● WHAT IS BEING ASKED:
Find the line that contains "What's the underlying"; then retype it and each line after it, exactly, through the final line of the data below.

● RECORDED DATA:
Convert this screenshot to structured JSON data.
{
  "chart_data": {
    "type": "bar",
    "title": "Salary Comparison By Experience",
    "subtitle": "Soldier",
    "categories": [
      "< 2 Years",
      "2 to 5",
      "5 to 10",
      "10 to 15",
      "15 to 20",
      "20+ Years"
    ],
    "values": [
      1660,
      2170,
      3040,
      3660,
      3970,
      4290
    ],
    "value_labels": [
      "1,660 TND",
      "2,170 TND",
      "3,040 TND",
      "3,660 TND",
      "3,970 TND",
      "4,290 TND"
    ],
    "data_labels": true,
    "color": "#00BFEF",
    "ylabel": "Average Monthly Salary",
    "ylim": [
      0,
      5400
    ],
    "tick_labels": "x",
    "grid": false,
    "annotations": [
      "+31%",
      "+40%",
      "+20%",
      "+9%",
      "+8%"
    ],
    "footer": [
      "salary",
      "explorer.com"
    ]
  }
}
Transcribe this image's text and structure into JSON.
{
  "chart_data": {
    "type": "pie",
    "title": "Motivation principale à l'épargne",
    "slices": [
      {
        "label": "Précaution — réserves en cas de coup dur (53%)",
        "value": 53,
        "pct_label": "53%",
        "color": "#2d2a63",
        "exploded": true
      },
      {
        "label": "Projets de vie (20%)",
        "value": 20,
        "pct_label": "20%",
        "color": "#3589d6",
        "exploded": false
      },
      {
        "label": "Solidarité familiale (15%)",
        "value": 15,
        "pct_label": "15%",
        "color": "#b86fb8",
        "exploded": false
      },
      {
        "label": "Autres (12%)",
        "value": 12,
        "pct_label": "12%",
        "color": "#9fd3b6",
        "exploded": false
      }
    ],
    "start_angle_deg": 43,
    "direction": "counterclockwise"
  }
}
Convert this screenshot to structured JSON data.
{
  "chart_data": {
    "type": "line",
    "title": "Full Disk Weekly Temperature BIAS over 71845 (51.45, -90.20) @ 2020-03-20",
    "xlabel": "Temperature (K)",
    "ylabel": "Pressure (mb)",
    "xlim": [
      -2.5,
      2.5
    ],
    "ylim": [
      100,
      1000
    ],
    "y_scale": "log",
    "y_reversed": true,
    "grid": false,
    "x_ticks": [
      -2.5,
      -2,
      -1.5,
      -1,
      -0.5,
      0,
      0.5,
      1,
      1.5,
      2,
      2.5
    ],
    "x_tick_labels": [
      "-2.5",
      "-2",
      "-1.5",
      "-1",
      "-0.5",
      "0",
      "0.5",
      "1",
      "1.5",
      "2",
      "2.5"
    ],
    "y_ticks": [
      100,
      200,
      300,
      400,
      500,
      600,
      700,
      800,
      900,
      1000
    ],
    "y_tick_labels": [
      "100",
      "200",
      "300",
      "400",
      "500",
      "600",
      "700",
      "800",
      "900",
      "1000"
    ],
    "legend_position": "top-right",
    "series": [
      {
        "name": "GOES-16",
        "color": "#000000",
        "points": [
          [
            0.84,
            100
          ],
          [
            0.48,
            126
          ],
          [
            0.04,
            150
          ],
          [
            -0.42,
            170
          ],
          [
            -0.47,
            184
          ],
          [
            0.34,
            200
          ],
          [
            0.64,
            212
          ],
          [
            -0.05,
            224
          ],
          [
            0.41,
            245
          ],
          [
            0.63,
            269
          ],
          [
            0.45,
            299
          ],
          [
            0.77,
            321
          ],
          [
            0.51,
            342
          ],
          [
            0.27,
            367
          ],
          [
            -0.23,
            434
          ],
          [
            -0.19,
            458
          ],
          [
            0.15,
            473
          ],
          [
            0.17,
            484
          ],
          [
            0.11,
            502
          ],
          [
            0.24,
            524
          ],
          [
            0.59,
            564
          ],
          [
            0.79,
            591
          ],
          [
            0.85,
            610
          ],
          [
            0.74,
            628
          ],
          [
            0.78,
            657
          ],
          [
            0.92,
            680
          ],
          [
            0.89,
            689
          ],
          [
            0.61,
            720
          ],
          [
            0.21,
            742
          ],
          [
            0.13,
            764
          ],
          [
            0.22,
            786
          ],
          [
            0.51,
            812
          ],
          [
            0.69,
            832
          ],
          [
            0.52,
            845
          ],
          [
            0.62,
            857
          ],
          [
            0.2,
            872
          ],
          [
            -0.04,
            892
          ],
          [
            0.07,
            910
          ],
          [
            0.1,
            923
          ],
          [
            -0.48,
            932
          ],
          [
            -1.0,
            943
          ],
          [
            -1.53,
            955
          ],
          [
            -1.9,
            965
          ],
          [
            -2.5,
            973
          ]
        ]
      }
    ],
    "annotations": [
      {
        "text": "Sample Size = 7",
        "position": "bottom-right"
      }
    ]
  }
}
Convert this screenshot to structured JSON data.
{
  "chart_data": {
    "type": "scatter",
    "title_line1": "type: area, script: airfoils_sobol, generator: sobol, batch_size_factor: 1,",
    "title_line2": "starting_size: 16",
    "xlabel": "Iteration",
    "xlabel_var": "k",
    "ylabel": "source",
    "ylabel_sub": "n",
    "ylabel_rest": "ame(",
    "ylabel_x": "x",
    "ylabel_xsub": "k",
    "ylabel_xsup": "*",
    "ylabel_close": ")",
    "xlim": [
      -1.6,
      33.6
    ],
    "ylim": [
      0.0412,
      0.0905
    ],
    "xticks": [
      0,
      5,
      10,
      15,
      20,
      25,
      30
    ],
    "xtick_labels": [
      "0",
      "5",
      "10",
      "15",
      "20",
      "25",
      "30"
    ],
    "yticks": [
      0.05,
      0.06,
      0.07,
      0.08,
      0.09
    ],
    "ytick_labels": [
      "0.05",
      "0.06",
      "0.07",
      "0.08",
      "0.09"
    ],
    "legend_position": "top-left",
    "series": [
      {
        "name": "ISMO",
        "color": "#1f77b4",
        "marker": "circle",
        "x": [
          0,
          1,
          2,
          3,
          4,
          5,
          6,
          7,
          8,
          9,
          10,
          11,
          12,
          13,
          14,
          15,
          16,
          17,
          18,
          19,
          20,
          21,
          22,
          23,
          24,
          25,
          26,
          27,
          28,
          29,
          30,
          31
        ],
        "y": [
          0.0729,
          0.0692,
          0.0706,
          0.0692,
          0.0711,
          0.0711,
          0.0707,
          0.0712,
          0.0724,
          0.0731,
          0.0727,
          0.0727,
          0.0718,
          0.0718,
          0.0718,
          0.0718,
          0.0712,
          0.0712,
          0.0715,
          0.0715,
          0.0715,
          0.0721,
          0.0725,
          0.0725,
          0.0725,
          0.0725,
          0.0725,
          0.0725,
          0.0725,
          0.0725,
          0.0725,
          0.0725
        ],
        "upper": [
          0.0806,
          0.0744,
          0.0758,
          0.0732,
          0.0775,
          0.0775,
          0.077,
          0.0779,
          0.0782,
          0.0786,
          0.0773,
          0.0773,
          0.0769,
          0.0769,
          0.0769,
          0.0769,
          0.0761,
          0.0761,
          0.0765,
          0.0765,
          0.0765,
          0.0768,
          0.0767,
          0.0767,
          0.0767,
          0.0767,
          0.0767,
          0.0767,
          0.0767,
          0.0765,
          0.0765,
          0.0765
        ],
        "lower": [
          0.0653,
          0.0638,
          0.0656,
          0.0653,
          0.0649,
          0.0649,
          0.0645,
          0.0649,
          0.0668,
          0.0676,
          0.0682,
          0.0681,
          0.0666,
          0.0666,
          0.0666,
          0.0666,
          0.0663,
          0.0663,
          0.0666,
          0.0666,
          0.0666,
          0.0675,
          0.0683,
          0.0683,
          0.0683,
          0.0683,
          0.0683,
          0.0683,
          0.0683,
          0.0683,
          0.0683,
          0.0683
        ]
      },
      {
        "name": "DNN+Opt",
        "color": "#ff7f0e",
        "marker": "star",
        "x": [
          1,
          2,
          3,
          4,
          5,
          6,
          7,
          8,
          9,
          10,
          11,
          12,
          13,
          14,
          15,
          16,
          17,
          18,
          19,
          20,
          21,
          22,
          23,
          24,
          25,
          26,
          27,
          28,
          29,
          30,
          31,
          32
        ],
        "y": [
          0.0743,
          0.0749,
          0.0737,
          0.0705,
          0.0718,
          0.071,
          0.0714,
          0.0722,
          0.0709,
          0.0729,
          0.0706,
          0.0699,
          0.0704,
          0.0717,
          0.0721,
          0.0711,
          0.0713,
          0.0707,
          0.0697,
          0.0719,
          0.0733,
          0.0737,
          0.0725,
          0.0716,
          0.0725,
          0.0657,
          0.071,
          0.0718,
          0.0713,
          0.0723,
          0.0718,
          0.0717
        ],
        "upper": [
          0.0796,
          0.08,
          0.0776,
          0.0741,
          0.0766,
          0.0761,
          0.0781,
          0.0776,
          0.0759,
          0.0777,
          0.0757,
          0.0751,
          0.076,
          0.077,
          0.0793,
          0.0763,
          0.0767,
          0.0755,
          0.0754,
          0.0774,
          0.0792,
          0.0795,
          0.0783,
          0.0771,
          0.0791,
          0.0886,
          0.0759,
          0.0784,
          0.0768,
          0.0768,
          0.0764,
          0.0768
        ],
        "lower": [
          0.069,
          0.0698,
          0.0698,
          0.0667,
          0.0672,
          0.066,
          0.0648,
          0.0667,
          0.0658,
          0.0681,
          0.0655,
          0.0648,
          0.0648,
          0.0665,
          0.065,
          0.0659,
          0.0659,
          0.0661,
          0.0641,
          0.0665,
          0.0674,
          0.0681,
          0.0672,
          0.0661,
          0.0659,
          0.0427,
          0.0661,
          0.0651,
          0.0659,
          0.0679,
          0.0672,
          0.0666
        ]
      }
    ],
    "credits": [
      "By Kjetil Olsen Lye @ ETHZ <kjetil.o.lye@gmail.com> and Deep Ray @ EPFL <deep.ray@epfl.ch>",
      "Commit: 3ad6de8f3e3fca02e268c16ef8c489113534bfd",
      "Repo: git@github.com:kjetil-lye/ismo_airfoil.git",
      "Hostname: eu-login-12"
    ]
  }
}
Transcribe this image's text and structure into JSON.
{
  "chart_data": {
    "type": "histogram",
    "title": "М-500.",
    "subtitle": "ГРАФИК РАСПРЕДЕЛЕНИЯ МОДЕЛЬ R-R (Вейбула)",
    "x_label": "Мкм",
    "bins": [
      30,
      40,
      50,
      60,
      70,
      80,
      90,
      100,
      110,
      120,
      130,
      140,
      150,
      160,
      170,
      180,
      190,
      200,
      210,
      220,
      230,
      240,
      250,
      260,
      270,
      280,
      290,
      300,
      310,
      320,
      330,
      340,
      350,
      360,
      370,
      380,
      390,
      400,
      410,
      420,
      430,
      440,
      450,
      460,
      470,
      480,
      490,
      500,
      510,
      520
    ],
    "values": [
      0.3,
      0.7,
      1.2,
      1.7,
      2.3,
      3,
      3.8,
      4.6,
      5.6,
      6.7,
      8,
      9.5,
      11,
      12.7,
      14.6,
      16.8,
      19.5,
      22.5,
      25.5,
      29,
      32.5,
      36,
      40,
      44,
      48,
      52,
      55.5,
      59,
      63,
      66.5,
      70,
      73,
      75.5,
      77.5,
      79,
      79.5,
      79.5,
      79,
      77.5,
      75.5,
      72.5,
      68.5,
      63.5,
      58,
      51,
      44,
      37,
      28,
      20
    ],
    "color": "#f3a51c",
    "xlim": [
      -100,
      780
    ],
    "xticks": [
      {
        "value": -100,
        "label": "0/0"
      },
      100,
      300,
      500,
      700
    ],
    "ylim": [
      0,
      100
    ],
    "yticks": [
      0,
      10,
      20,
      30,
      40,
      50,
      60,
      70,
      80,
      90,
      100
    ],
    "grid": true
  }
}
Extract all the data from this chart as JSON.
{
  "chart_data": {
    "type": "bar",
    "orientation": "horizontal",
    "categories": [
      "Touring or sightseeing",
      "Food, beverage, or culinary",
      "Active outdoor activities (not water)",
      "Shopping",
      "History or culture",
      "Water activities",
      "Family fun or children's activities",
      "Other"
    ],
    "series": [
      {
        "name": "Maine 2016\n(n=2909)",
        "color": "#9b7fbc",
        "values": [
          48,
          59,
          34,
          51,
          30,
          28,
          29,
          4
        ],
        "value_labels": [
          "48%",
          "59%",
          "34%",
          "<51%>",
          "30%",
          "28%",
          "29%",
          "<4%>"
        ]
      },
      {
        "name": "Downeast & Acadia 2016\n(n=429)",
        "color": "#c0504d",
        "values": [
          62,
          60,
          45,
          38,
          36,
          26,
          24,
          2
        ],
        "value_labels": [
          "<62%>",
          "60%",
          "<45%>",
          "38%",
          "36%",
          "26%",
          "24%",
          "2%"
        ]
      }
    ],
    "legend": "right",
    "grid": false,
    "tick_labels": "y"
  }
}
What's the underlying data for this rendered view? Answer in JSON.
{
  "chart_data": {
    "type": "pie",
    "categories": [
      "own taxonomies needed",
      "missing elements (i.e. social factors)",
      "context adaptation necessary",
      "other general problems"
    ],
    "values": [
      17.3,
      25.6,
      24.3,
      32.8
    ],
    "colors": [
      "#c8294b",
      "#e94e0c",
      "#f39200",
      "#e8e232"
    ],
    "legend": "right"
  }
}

● SOLVED PROBLEM:
What's the underlying data for this rendered view? Answer in JSON.
{
  "chart_data": {
    "type": "pie",
    "categories": [
      "own taxonomies needed",
      "missing elements (i.e. social factors)",
      "context adaptation necessary",
      "other general problems"
    ],
    "values": [
      17.3,
      25.6,
      24.3,
      32.8
    ],
    "colors": [
      "#c8294b",
      "#e94e0c",
      "#f39200",
      "#e8e232"
    ],
    "legend": "right"
  }
}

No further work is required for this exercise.